§ **Exercise**
Write out every single entry exactly.

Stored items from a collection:
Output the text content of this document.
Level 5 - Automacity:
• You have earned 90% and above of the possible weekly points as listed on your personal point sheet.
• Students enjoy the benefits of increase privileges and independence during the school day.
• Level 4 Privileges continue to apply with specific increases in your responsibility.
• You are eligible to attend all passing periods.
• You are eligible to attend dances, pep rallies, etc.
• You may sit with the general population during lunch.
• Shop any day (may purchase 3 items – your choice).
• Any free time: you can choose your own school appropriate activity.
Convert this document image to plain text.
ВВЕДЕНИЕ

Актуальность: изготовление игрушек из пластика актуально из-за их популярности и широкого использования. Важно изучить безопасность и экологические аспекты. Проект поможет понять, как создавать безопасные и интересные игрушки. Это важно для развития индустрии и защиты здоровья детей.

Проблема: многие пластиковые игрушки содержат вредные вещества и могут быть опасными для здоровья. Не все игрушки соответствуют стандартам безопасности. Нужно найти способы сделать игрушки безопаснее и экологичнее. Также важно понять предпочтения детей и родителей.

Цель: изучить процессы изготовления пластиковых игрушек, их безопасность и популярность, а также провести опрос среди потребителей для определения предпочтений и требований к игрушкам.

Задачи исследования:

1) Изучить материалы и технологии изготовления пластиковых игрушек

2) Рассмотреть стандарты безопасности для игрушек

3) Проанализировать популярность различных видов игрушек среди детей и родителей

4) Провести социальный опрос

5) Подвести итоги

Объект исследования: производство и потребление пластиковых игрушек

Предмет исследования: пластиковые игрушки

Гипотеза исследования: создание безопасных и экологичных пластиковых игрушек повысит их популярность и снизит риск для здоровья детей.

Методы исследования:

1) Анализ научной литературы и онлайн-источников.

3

§ **Result below**
Output the text content of this document.
Level 5 - Automacity:
• You have earned 90% and above of the possible weekly points as listed on your personal point sheet.
• Students enjoy the benefits of increase privileges and independence during the school day.
• Level 4 Privileges continue to apply with specific increases in your responsibility.
• You are eligible to attend all passing periods.
• You are eligible to attend dances, pep rallies, etc.
• You may sit with the general population during lunch.
• Shop any day (may purchase 3 items – your choice).
• Any free time: you can choose your own school appropriate activity.
Convert this document image to plain text.
ВВЕДЕНИЕ

Актуальность: изготовление игрушек из пластика актуально из-за их популярности и широкого использования. Важно изучить безопасность и экологические аспекты. Проект поможет понять, как создавать безопасные и интересные игрушки. Это важно для развития индустрии и защиты здоровья детей.

Проблема: многие пластиковые игрушки содержат вредные вещества и могут быть опасными для здоровья. Не все игрушки соответствуют стандартам безопасности. Нужно найти способы сделать игрушки безопаснее и экологичнее. Также важно понять предпочтения детей и родителей.

Цель: изучить процессы изготовления пластиковых игрушек, их безопасность и популярность, а также провести опрос среди потребителей для определения предпочтений и требований к игрушкам.

Задачи исследования:

1) Изучить материалы и технологии изготовления пластиковых игрушек

2) Рассмотреть стандарты безопасности для игрушек

3) Проанализировать популярность различных видов игрушек среди детей и родителей

4) Провести социальный опрос

5) Подвести итоги

Объект исследования: производство и потребление пластиковых игрушек

Предмет исследования: пластиковые игрушки

Гипотеза исследования: создание безопасных и экологичных пластиковых игрушек повысит их популярность и снизит риск для здоровья детей.

Методы исследования:

1) Анализ научной литературы и онлайн-источников.

3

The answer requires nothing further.